▼

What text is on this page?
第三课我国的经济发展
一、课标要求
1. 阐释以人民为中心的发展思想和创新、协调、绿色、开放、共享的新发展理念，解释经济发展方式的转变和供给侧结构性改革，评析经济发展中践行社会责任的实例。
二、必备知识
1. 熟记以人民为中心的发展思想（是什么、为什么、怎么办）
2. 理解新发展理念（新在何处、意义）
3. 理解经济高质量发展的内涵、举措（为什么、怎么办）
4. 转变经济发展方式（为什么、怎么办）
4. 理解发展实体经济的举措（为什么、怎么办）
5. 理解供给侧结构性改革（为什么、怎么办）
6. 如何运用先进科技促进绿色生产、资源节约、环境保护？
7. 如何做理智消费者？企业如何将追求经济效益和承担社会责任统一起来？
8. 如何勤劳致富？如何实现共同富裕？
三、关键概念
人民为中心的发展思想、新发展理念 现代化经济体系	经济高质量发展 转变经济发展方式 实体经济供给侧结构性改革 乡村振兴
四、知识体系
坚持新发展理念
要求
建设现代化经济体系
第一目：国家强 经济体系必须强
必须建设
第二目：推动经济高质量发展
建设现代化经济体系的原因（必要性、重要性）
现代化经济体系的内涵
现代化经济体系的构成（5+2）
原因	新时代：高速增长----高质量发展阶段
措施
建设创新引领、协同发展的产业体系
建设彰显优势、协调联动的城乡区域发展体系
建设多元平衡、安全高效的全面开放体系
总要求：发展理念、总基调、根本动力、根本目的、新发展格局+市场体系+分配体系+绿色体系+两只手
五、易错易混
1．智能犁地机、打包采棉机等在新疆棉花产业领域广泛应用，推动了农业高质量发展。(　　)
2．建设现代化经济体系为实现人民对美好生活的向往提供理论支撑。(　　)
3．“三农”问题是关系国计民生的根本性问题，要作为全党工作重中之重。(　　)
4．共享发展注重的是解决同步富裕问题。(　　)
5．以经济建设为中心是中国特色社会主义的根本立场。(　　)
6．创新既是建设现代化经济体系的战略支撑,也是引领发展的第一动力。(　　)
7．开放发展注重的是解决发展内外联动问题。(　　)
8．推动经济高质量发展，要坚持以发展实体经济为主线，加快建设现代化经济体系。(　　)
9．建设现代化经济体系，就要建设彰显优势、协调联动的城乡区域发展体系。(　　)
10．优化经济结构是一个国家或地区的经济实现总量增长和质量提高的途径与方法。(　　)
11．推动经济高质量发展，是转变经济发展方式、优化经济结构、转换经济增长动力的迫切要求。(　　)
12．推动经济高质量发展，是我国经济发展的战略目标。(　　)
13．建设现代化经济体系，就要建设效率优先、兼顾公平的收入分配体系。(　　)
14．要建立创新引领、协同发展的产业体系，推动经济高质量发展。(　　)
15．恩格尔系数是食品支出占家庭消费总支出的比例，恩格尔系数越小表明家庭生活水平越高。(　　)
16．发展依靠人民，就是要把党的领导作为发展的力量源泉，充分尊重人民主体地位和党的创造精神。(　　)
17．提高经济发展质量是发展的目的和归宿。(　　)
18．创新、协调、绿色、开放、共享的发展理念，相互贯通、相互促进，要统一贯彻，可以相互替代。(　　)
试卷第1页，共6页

▲

■ Work required
Say how many lines include the word "协同发展的产业体系"; reply with the number alone.

■ Written response
2